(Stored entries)
******

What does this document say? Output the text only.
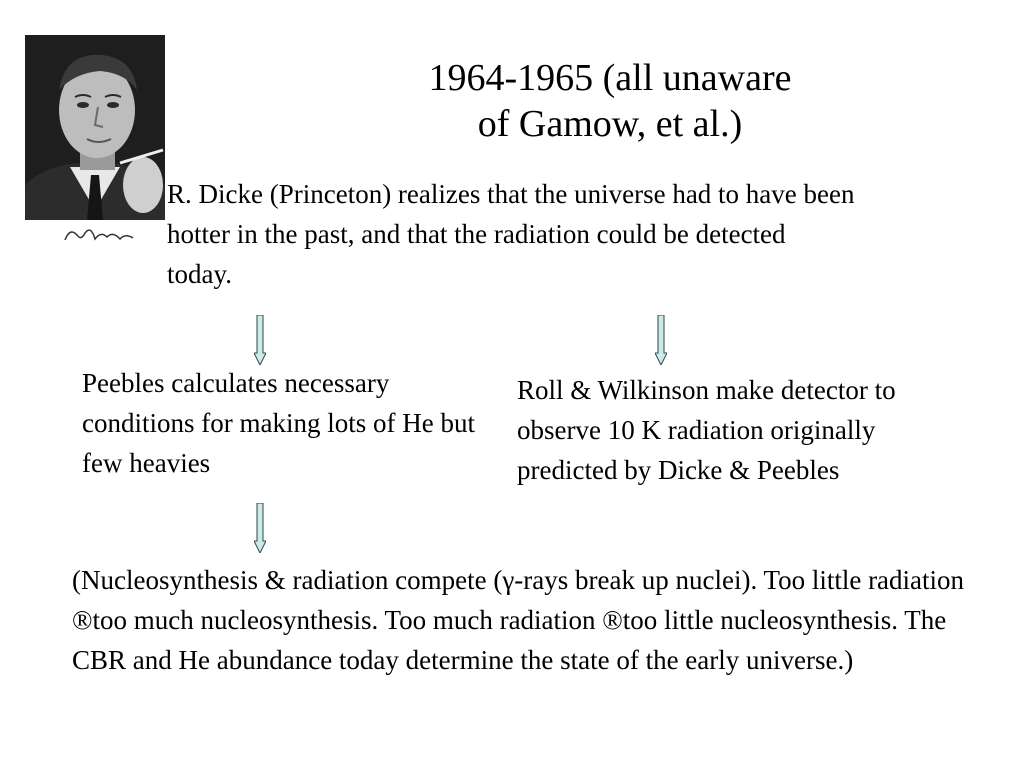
1964-1965 (all unaware
of Gamow, et al.)
R. Dicke (Princeton) realizes that the universe had to have been hotter in the past, and that the radiation could be detected today.
Peebles calculates necessary conditions for making lots of He but few heavies
Roll & Wilkinson make detector to observe 10 K radiation originally predicted by Dicke & Peebles
(Nucleosynthesis & radiation compete (γ-rays break up nuclei). Too little radiation ®too much nucleosynthesis. Too much radiation ®too little nucleosynthesis. The CBR and He abundance today determine the state of the early universe.)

******

### [To be done]
Output the material word for word, omitting its pictures.

### [Finished exercise]
What does this document say? Output the text only.
1964-1965 (all unaware
of Gamow, et al.)
R. Dicke (Princeton) realizes that the universe had to have been hotter in the past, and that the radiation could be detected today.
Peebles calculates necessary conditions for making lots of He but few heavies
Roll & Wilkinson make detector to observe 10 K radiation originally predicted by Dicke & Peebles
(Nucleosynthesis & radiation compete (γ-rays break up nuclei). Too little radiation ®too much nucleosynthesis. Too much radiation ®too little nucleosynthesis. The CBR and He abundance today determine the state of the early universe.)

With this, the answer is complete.